- _Aim of the exercise_
Set out every line bearing the string "title".

- _Input for this task_
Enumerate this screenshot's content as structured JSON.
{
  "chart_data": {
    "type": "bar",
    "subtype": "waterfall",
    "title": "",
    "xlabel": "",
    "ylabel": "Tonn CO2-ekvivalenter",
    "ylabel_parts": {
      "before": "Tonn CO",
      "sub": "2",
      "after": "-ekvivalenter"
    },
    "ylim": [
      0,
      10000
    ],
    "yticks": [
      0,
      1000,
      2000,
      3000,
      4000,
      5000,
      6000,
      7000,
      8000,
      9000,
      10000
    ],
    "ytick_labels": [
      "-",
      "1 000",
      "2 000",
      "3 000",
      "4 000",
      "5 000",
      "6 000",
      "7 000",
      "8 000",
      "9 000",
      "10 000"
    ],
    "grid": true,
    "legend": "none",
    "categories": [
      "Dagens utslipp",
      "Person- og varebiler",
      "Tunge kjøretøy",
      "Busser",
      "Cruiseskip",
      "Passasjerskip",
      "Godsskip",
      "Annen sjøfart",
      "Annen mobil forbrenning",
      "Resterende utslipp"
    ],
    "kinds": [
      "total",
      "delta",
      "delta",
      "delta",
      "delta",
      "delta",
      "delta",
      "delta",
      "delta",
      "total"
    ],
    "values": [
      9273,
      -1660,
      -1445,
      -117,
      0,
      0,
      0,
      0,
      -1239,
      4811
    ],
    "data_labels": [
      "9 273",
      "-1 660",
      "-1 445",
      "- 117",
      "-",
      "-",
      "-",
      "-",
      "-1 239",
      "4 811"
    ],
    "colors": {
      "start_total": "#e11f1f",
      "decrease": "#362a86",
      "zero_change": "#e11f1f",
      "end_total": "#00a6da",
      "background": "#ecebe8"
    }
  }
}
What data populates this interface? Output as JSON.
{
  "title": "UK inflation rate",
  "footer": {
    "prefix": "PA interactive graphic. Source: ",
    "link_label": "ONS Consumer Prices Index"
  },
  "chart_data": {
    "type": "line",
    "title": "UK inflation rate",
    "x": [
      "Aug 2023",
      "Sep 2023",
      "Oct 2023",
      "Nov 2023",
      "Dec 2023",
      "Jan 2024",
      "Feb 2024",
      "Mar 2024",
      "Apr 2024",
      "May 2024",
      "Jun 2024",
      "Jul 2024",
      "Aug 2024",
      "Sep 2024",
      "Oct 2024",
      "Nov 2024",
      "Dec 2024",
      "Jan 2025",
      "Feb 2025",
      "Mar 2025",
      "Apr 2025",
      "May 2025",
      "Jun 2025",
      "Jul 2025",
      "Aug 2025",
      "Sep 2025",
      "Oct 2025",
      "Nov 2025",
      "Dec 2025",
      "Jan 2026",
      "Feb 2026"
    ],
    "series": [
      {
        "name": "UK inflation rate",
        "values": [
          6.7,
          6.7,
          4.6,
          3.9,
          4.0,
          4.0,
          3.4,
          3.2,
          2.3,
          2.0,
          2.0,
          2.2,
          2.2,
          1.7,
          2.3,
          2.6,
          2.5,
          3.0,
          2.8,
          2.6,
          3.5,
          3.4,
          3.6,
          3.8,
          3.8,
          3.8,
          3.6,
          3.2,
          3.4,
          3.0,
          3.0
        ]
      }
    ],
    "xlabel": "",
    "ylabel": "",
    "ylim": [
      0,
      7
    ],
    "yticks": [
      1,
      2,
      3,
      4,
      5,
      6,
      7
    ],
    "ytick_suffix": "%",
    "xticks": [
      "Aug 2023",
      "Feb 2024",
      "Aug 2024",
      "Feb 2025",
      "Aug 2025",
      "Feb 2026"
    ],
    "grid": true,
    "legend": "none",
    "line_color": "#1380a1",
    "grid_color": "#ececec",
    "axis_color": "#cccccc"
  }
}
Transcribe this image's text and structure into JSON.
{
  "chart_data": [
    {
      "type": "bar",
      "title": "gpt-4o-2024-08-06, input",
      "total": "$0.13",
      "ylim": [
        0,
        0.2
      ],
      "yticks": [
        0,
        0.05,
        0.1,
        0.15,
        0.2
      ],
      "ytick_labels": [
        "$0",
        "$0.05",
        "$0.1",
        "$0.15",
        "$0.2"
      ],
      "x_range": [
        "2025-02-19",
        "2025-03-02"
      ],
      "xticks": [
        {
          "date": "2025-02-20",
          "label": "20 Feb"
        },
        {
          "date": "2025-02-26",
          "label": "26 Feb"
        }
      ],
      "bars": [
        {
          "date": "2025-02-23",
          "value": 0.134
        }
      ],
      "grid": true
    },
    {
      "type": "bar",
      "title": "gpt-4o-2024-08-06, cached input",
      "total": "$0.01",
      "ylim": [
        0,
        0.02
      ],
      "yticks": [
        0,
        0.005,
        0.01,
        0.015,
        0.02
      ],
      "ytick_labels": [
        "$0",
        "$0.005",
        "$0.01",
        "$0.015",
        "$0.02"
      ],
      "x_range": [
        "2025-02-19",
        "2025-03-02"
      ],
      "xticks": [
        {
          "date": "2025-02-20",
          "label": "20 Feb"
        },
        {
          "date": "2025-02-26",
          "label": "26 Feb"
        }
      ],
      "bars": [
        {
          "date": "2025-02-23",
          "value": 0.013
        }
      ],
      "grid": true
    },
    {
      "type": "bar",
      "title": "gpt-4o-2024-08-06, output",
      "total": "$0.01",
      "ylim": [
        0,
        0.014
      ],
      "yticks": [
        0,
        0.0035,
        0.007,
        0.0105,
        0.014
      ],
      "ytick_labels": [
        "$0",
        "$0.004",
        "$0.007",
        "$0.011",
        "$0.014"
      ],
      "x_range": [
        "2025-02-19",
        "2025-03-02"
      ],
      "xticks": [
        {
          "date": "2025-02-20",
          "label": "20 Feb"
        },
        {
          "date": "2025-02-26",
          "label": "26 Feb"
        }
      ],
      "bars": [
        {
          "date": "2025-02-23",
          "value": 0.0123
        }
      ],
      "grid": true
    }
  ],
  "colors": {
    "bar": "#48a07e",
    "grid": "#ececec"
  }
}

- _Task solution_
    "title": "",
  "title": "UK inflation rate",
    "title": "UK inflation rate",
      "title": "gpt-4o-2024-08-06, input",
      "title": "gpt-4o-2024-08-06, cached input",
      "title": "gpt-4o-2024-08-06, output",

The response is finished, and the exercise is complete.